> [WHAT TO WORK ON] Every line containing the word "antes" needs to be found and copied.
○ ○ ○ ○
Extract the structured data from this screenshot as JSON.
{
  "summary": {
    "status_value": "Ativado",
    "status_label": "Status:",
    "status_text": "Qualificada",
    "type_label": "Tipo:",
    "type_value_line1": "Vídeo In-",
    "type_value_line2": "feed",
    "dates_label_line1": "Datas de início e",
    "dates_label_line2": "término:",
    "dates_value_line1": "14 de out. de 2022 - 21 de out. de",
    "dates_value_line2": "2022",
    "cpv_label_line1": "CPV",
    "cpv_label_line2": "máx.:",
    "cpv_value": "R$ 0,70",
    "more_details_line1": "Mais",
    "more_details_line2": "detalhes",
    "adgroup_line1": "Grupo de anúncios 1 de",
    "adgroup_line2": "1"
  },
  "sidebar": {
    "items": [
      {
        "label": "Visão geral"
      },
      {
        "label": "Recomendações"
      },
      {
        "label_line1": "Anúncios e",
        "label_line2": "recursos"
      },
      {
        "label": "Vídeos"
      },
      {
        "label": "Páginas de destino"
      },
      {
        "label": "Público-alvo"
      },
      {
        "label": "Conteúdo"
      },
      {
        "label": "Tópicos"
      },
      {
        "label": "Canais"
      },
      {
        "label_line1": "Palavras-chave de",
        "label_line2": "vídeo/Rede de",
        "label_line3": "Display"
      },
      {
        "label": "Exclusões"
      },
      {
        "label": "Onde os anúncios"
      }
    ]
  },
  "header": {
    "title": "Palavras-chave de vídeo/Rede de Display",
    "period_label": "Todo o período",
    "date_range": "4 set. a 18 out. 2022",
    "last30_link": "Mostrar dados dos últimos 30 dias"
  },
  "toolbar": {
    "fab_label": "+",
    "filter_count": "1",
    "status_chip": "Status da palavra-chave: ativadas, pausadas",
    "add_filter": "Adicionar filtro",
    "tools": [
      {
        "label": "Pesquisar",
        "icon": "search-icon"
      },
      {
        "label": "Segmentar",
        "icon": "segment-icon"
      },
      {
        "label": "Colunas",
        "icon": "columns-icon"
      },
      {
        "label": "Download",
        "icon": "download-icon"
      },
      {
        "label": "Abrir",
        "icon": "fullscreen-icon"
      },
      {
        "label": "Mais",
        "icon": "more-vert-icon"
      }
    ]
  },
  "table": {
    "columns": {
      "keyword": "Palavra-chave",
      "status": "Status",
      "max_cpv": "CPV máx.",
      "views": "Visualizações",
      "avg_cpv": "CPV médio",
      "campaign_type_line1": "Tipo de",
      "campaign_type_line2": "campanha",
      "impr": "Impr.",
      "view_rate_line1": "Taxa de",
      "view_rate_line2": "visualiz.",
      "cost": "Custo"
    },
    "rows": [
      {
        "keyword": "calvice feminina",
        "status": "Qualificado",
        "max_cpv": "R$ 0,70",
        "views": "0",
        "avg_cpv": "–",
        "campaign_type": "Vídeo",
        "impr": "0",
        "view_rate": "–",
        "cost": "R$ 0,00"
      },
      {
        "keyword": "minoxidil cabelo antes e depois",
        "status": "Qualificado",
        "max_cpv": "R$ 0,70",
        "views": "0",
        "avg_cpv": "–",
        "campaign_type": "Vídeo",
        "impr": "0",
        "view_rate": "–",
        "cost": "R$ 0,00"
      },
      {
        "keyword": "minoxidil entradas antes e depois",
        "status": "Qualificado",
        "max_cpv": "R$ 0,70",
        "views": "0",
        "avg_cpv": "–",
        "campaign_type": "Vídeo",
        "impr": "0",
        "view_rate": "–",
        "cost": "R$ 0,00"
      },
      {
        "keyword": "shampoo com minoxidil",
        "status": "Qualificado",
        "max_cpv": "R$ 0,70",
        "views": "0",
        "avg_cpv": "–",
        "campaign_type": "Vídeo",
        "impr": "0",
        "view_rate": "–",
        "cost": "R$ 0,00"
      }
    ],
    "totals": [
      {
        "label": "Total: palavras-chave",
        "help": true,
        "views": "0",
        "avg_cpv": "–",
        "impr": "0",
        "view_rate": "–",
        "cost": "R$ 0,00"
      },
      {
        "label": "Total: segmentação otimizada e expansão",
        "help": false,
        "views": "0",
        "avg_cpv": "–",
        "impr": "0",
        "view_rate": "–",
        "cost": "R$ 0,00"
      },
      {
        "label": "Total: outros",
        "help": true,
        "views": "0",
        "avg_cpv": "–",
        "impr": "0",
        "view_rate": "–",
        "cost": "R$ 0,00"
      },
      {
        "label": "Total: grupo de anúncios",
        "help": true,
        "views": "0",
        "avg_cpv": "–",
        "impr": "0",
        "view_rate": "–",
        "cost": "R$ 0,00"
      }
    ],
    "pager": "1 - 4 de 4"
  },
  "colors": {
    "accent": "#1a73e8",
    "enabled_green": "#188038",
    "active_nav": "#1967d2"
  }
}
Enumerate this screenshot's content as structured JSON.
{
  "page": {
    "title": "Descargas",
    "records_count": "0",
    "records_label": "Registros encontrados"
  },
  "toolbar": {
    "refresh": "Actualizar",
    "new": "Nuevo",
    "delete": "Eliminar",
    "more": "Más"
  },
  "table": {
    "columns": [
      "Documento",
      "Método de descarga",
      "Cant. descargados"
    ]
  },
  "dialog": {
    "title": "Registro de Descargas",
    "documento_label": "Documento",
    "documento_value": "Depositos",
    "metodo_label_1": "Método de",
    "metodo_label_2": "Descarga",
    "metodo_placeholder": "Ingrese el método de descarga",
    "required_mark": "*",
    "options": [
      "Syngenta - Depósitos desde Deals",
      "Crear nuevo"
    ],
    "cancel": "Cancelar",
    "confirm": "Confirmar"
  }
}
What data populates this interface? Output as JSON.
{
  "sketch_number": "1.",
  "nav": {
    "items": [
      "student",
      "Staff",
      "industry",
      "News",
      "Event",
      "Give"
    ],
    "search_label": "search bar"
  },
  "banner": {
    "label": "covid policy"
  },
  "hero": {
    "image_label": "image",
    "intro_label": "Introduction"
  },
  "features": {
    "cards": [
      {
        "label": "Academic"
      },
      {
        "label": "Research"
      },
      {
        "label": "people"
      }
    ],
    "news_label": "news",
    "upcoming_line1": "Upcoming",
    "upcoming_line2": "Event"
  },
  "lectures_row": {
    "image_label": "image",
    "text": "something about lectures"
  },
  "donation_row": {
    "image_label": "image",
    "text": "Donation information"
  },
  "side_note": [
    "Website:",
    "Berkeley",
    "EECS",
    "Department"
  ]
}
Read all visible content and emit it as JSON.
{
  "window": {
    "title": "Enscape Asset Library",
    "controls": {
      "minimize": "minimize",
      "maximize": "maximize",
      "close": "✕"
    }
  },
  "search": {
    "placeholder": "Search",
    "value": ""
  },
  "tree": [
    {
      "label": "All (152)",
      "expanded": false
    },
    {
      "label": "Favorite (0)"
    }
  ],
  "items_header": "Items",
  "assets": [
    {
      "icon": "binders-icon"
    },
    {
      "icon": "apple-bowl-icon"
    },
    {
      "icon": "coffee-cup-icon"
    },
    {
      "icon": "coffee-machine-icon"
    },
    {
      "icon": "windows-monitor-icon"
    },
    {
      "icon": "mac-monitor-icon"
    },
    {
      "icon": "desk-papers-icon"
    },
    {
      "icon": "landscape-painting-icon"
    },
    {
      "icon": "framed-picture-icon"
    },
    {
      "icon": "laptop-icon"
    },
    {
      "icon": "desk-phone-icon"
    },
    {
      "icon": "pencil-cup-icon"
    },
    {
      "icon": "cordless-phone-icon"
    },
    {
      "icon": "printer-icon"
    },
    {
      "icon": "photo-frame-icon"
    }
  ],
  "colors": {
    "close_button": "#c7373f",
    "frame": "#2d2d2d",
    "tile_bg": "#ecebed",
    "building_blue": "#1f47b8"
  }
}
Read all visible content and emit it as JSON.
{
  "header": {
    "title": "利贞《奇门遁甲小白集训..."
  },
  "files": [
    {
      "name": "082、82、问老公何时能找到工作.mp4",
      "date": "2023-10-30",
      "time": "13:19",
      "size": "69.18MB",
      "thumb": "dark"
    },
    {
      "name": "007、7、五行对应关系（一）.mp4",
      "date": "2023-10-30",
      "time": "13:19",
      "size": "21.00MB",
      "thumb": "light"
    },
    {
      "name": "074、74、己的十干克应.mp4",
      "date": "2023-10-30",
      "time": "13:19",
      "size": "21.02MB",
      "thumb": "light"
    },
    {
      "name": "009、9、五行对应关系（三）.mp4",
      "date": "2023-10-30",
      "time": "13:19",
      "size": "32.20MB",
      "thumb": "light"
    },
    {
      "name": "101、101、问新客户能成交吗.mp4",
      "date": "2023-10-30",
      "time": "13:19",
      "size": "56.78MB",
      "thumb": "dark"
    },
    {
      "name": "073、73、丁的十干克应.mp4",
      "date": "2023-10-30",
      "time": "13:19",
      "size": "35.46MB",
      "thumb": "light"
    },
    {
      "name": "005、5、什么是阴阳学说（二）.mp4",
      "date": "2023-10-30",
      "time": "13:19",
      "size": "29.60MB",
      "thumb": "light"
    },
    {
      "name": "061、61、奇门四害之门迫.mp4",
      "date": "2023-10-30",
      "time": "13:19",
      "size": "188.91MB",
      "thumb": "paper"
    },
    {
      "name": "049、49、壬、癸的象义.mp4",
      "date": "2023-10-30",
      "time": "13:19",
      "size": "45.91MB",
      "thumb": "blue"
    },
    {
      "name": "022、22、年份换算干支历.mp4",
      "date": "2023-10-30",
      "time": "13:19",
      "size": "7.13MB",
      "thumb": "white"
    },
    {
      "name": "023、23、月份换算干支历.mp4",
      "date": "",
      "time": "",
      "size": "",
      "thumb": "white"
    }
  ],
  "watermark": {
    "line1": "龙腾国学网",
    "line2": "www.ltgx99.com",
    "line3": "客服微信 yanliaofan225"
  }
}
○ ○ ○ ○
> [THE ANSWER]
        "keyword": "minoxidil cabelo antes e depois",
        "keyword": "minoxidil entradas antes e depois",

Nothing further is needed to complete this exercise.